### Entries supplied ###
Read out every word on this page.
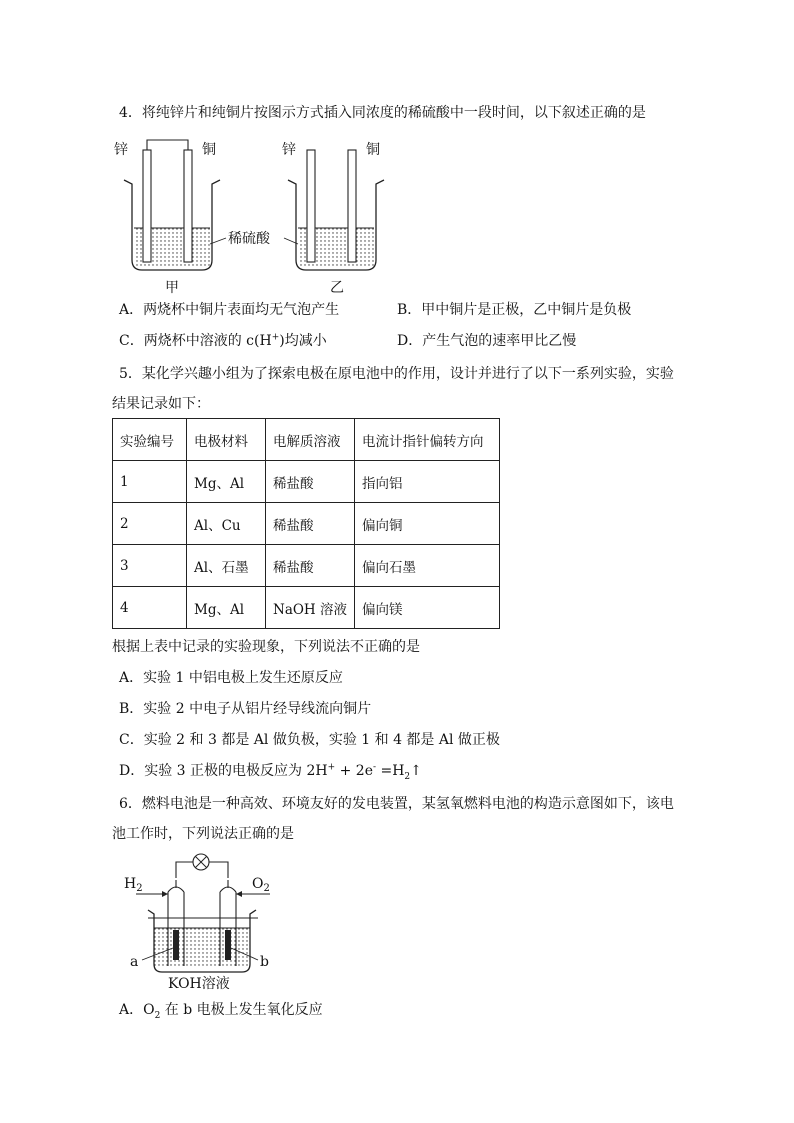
4．将纯锌片和纯铜片按图示方式插入同浓度的稀硫酸中一段时间，以下叙述正确的是
锌	铜
甲
锌	铜
乙
稀硫酸
A．两烧杯中铜片表面均无气泡产生	B．甲中铜片是正极，乙中铜片是负极
C．两烧杯中溶液的 c(H+)均减小	D．产生气泡的速率甲比乙慢
5．某化学兴趣小组为了探索电极在原电池中的作用，设计并进行了以下一系列实验，实验
结果记录如下：
实验编号	电极材料	电解质溶液	电流计指针偏转方向
1	Mg、Al	稀盐酸	指向铝
2	Al、Cu	稀盐酸	偏向铜
3	Al、石墨	稀盐酸	偏向石墨
4	Mg、Al	NaOH 溶液	偏向镁
根据上表中记录的实验现象，下列说法不正确的是
A．实验 1 中铝电极上发生还原反应
B．实验 2 中电子从铝片经导线流向铜片
C．实验 2 和 3 都是 Al 做负极，实验 1 和 4 都是 Al 做正极
D．实验 3 正极的电极反应为 $2H^+ + 2e^- =H_2↑$
6．燃料电池是一种高效、环境友好的发电装置，某氢氧燃料电池的构造示意图如下，该电
池工作时，下列说法正确的是
$H_2$	$O_2$
a	b
KOH溶液
A．$O_2$ 在 b 电极上发生氧化反应
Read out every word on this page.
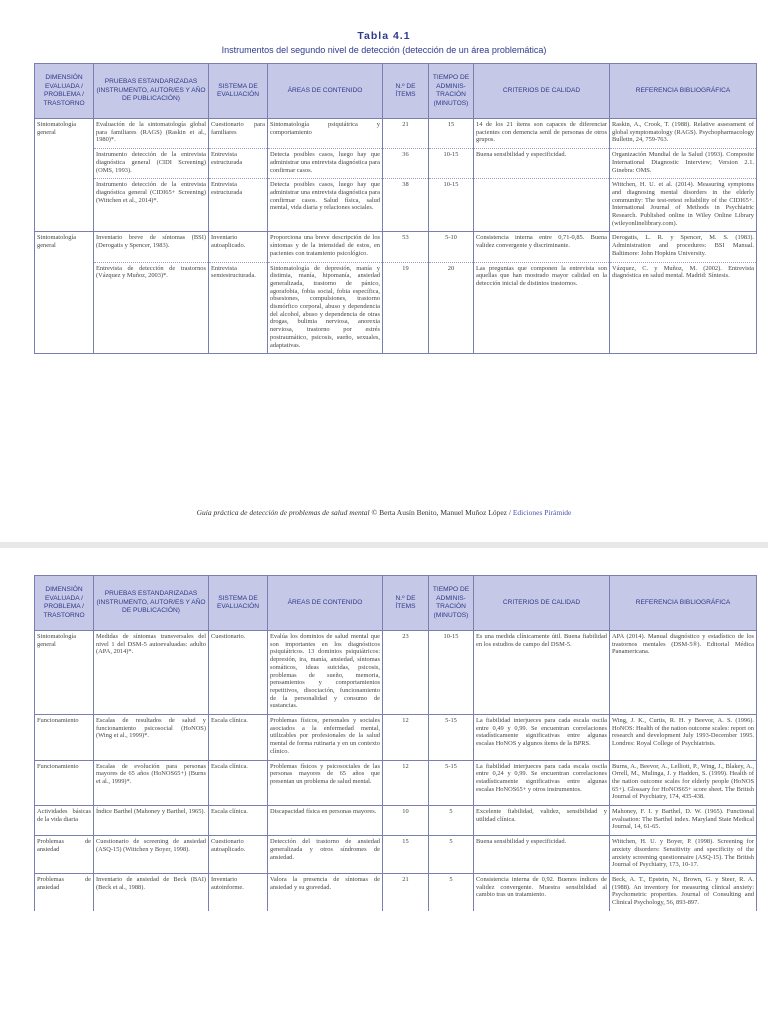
Tabla 4.1
Instrumentos del segundo nivel de detección (detección de un área problemática)
DIMENSIÓN EVALUADA / PROBLEMA / TRASTORNO	PRUEBAS ESTANDARIZADAS (INSTRUMENTO, AUTOR/ES Y AÑO DE PUBLICACIÓN)	SISTEMA DE EVALUACIÓN	ÁREAS DE CONTENIDO	N.º DE ÍTEMS	TIEMPO DE ADMINIS- TRACIÓN (MINUTOS)	CRITERIOS DE CALIDAD	REFERENCIA BIBLIOGRÁFICA
Sintomatología general	Evaluación de la sintomatología global para familiares (RAGS) (Raskin et al., 1980)*.	Cuestionario para familiares	Sintomatología psiquiátrica y comportamiento	21	15	14 de los 21 ítems son capaces de diferenciar pacientes con demencia senil de personas de otros grupos.	Raskin, A., Crook, T. (1988). Relative assessment of global symptomatology (RAGS). Psychopharmacology Bulletin, 24, 759-763.
	Instrumento detección de la entrevista diagnóstica general (CIDI Screening) (OMS, 1993).	Entrevista estructurada	Detecta posibles casos, luego hay que administrar una entrevista diagnóstica para confirmar casos.	36	10-15	Buena sensibilidad y especificidad.	Organización Mundial de la Salud (1993). Composite International Diagnostic Interview; Version 2.1. Ginebra: OMS.
	Instrumento detección de la entrevista diagnóstica general (CIDI65+ Screening) (Wittchen et al., 2014)*.	Entrevista estructurada	Detecta posibles casos, luego hay que administrar una entrevista diagnóstica para confirmar casos. Salud física, salud mental, vida diaria y relaciones sociales.	38	10-15		Wittchen, H. U. et al. (2014). Measuring symptoms and diagnosing mental disorders in the elderly community: The test-retest reliability of the CIDI65+. International Journal of Methods in Psychiatric Research. Published online in Wiley Online Library (wileyonlinelibrary.com).
Sintomatología general	Inventario breve de síntomas (BSI) (Derogatis y Spencer, 1983).	Inventario autoaplicado.	Proporciona una breve descripción de los síntomas y de la intensidad de estos, en pacientes con tratamiento psicológico.	53	5-10	Consistencia interna entre 0,71-0,85. Buena validez convergente y discriminante.	Derogatis, L. R. y Spencer, M. S. (1983). Administration and procedures: BSI Manual. Baltimore: John Hopkins University.
	Entrevista de detección de trastornos (Vázquez y Muñoz, 2003)*.	Entrevista semiestructurada.	Sintomatología de depresión, manía y distimia, manía, hipomanía, ansiedad generalizada, trastorno de pánico, agorafobia, fobia social, fobia específica, obsesiones, compulsiones, trastorno dismórfico corporal, abuso y dependencia del alcohol, abuso y dependencia de otras drogas, bulimia nerviosa, anorexia nerviosa, trastorno por estrés postraumático, psicosis, sueño, sexuales, adaptativas.	19	20	Las preguntas que componen la entrevista son aquellas que han mostrado mayor calidad en la detección inicial de distintos trastornos.	Vázquez, C. y Muñoz, M. (2002). Entrevista diagnóstica en salud mental. Madrid: Síntesis.
Guía práctica de detección de problemas de salud mental © Berta Ausín Benito, Manuel Muñoz López / Ediciones Pirámide
DIMENSIÓN EVALUADA / PROBLEMA / TRASTORNO	PRUEBAS ESTANDARIZADAS (INSTRUMENTO, AUTOR/ES Y AÑO DE PUBLICACIÓN)	SISTEMA DE EVALUACIÓN	ÁREAS DE CONTENIDO	N.º DE ÍTEMS	TIEMPO DE ADMINIS- TRACIÓN (MINUTOS)	CRITERIOS DE CALIDAD	REFERENCIA BIBLIOGRÁFICA
Sintomatología general	Medidas de síntomas transversales del nivel 1 del DSM-5 autoevaluadas: adulto (APA, 2014)*.	Cuestionario.	Evalúa los dominios de salud mental que son importantes en los diagnósticos psiquiátricos. 13 dominios psiquiátricos: depresión, ira, manía, ansiedad, síntomas somáticos, ideas suicidas, psicosis, problemas de sueño, memoria, pensamientos y comportamientos repetitivos, disociación, funcionamiento de la personalidad y consumo de sustancias.	23	10-15	Es una medida clínicamente útil. Buena fiabilidad en los estudios de campo del DSM-5.	APA (2014). Manual diagnóstico y estadístico de los trastornos mentales (DSM-5®). Editorial Médica Panamericana.
Funcionamiento	Escalas de resultados de salud y funcionamiento psicosocial (HoNOS) (Wing et al., 1999)*.	Escala clínica.	Problemas físicos, personales y sociales asociados a la enfermedad mental, utilizables por profesionales de la salud mental de forma rutinaria y en un contexto clínico.	12	5-15	La fiabilidad interjueces para cada escala oscila entre 0,49 y 0,99. Se encuentran correlaciones estadísticamente significativas entre algunas escalas HoNOS y algunos ítems de la BPRS.	Wing, J. K., Curtis, R. H. y Beevor, A. S. (1996). HoNOS: Health of the nation outcome scales: report on research and development July 1993-December 1995. Londres: Royal College of Psychiatrists.
Funcionamiento	Escalas de evolución para personas mayores de 65 años (HoNOS65+) (Burns et al., 1999)*.	Escala clínica.	Problemas físicos y psicosociales de las personas mayores de 65 años que presentan un problema de salud mental.	12	5-15	La fiabilidad interjueces para cada escala oscila entre 0,24 y 0,99. Se encuentran correlaciones estadísticamente significativas entre algunas escalas HoNOS65+ y otros instrumentos.	Burns, A., Beevor, A., Lelliott, P., Wing, J., Blakey, A., Orrell, M., Mulinga, J. y Hadden, S. (1999). Health of the nation outcome scales for elderly people (HoNOS 65+). Glossary for HoNOS65+ score sheet. The British Journal of Psychiatry, 174, 435-438.
Actividades básicas de la vida diaria	Índice Barthel (Mahoney y Barthel, 1965).	Escala clínica.	Discapacidad física en personas mayores.	10	5	Excelente fiabilidad, validez, sensibilidad y utilidad clínica.	Mahoney, F. I. y Barthel, D. W. (1965). Functional evaluation: The Barthel index. Maryland State Medical Journal, 14, 61-65.
Problemas de ansiedad	Cuestionario de screening de ansiedad (ASQ-15) (Wittchen y Boyer, 1998).	Cuestionario autoaplicado.	Detección del trastorno de ansiedad generalizada y otros síndromes de ansiedad.	15	5	Buena sensibilidad y especificidad.	Wittchen, H. U. y Boyer, P. (1998). Screening for anxiety disorders: Sensitivity and specificity of the anxiety screening questionnaire (ASQ-15). The British Journal of Psychiatry, 173, 10-17.
Problemas de ansiedad	Inventario de ansiedad de Beck (BAI) (Beck et al., 1988).	Inventario autoinforme.	Valora la presencia de síntomas de ansiedad y su gravedad.	21	5	Consistencia interna de 0,92. Buenos índices de validez convergente. Muestra sensibilidad al cambio tras un tratamiento.	Beck, A. T., Epstein, N., Brown, G. y Steer, R. A. (1988). An inventory for measuring clinical anxiety: Psychometric properties. Journal of Consulting and Clinical Psychology, 56, 893-897.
###
▶ _Work to be completed_:
Copy each line from the records above that includes the string "elderly".

▶ _Written answer_:
	Instrumento detección de la entrevista diagnóstica general (CIDI65+ Screening) (Wittchen et al., 2014)*.	Entrevista estructurada	Detecta posibles casos, luego hay que administrar una entrevista diagnóstica para confirmar casos. Salud física, salud mental, vida diaria y relaciones sociales.	38	10-15		Wittchen, H. U. et al. (2014). Measuring symptoms and diagnosing mental disorders in the elderly community: The test-retest reliability of the CIDI65+. International Journal of Methods in Psychiatric Research. Published online in Wiley Online Library (wileyonlinelibrary.com).
Funcionamiento	Escalas de evolución para personas mayores de 65 años (HoNOS65+) (Burns et al., 1999)*.	Escala clínica.	Problemas físicos y psicosociales de las personas mayores de 65 años que presentan un problema de salud mental.	12	5-15	La fiabilidad interjueces para cada escala oscila entre 0,24 y 0,99. Se encuentran correlaciones estadísticamente significativas entre algunas escalas HoNOS65+ y otros instrumentos.	Burns, A., Beevor, A., Lelliott, P., Wing, J., Blakey, A., Orrell, M., Mulinga, J. y Hadden, S. (1999). Health of the nation outcome scales for elderly people (HoNOS 65+). Glossary for HoNOS65+ score sheet. The British Journal of Psychiatry, 174, 435-438.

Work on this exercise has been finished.